+++ Information shown +++
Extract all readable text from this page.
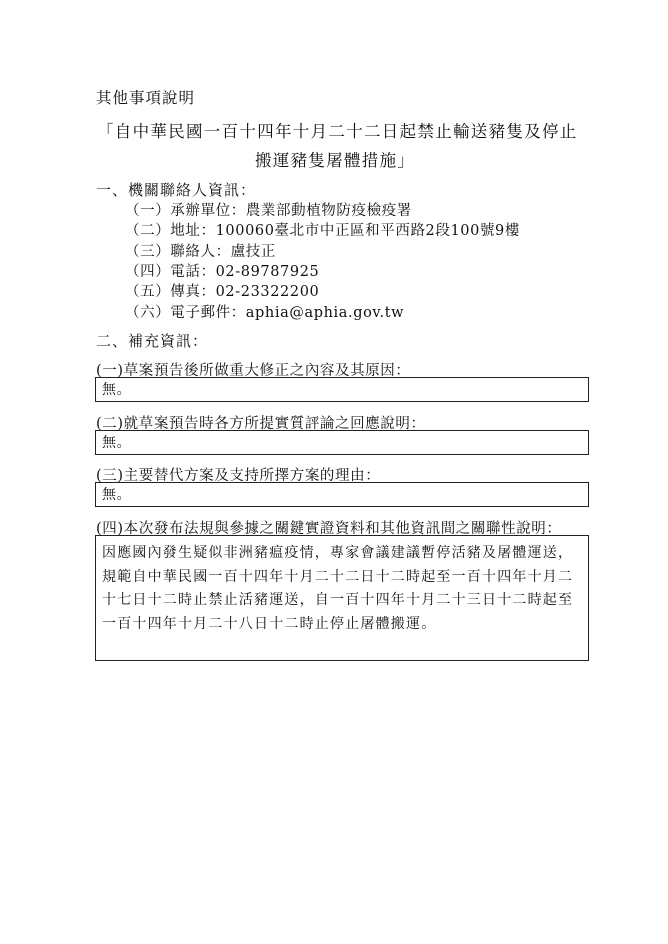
其他事項說明
「自中華民國一百十四年十月二十二日起禁止輸送豬隻及停止
搬運豬隻屠體措施」
一、機關聯絡人資訊：
（一）承辦單位：農業部動植物防疫檢疫署
（二）地址：100060臺北市中正區和平西路2段100號9樓
（三）聯絡人：盧技正
（四）電話：02-89787925
（五）傳真：02-23322200
（六）電子郵件：aphia@aphia.gov.tw
二、補充資訊：
(一)草案預告後所做重大修正之內容及其原因：
無。
(二)就草案預告時各方所提實質評論之回應說明：
無。
(三)主要替代方案及支持所擇方案的理由：
無。
(四)本次發布法規與參據之關鍵實證資料和其他資訊間之關聯性說明：
因應國內發生疑似非洲豬瘟疫情，專家會議建議暫停活豬及屠體運送，規範自中華民國一百十四年十月二十二日十二時起至一百十四年十月二十七日十二時止禁止活豬運送，自一百十四年十月二十三日十二時起至一百十四年十月二十八日十二時止停止屠體搬運。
+++
- Requirements
Copy all the data exactly as written, but skip any picture.

- Answer for this exercise
Extract all readable text from this page.
其他事項說明
「自中華民國一百十四年十月二十二日起禁止輸送豬隻及停止
搬運豬隻屠體措施」
一、機關聯絡人資訊：
（一）承辦單位：農業部動植物防疫檢疫署
（二）地址：100060臺北市中正區和平西路2段100號9樓
（三）聯絡人：盧技正
（四）電話：02-89787925
（五）傳真：02-23322200
（六）電子郵件：aphia@aphia.gov.tw
二、補充資訊：
(一)草案預告後所做重大修正之內容及其原因：
無。
(二)就草案預告時各方所提實質評論之回應說明：
無。
(三)主要替代方案及支持所擇方案的理由：
無。
(四)本次發布法規與參據之關鍵實證資料和其他資訊間之關聯性說明：
因應國內發生疑似非洲豬瘟疫情，專家會議建議暫停活豬及屠體運送，規範自中華民國一百十四年十月二十二日十二時起至一百十四年十月二十七日十二時止禁止活豬運送，自一百十四年十月二十三日十二時起至一百十四年十月二十八日十二時止停止屠體搬運。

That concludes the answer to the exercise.